Will you print the material below without altering a single character?

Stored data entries
○ ○ ○ ○
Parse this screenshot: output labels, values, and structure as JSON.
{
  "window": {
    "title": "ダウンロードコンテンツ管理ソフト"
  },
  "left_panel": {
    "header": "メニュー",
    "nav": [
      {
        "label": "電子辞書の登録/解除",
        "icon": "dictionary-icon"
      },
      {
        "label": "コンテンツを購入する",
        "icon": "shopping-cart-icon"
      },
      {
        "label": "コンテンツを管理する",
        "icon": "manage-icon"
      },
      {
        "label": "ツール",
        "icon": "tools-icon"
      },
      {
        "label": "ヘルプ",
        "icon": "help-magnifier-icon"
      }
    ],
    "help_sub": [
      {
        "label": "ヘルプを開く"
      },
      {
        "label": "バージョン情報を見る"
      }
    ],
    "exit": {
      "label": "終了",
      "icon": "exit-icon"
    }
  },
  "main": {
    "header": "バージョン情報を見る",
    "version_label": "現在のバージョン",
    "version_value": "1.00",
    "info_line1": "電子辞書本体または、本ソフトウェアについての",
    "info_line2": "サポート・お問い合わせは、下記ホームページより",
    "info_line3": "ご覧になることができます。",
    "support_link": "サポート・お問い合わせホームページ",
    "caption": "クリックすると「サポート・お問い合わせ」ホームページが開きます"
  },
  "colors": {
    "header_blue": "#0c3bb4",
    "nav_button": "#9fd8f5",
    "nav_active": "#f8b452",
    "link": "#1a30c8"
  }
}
○ ○ ○ ○
:: FINISHED EXERCISE ::
Parse this screenshot: output labels, values, and structure as JSON.
{
  "window": {
    "title": "ダウンロードコンテンツ管理ソフト"
  },
  "left_panel": {
    "header": "メニュー",
    "nav": [
      {
        "label": "電子辞書の登録/解除",
        "icon": "dictionary-icon"
      },
      {
        "label": "コンテンツを購入する",
        "icon": "shopping-cart-icon"
      },
      {
        "label": "コンテンツを管理する",
        "icon": "manage-icon"
      },
      {
        "label": "ツール",
        "icon": "tools-icon"
      },
      {
        "label": "ヘルプ",
        "icon": "help-magnifier-icon"
      }
    ],
    "help_sub": [
      {
        "label": "ヘルプを開く"
      },
      {
        "label": "バージョン情報を見る"
      }
    ],
    "exit": {
      "label": "終了",
      "icon": "exit-icon"
    }
  },
  "main": {
    "header": "バージョン情報を見る",
    "version_label": "現在のバージョン",
    "version_value": "1.00",
    "info_line1": "電子辞書本体または、本ソフトウェアについての",
    "info_line2": "サポート・お問い合わせは、下記ホームページより",
    "info_line3": "ご覧になることができます。",
    "support_link": "サポート・お問い合わせホームページ",
    "caption": "クリックすると「サポート・お問い合わせ」ホームページが開きます"
  },
  "colors": {
    "header_blue": "#0c3bb4",
    "nav_button": "#9fd8f5",
    "nav_active": "#f8b452",
    "link": "#1a30c8"
  }
}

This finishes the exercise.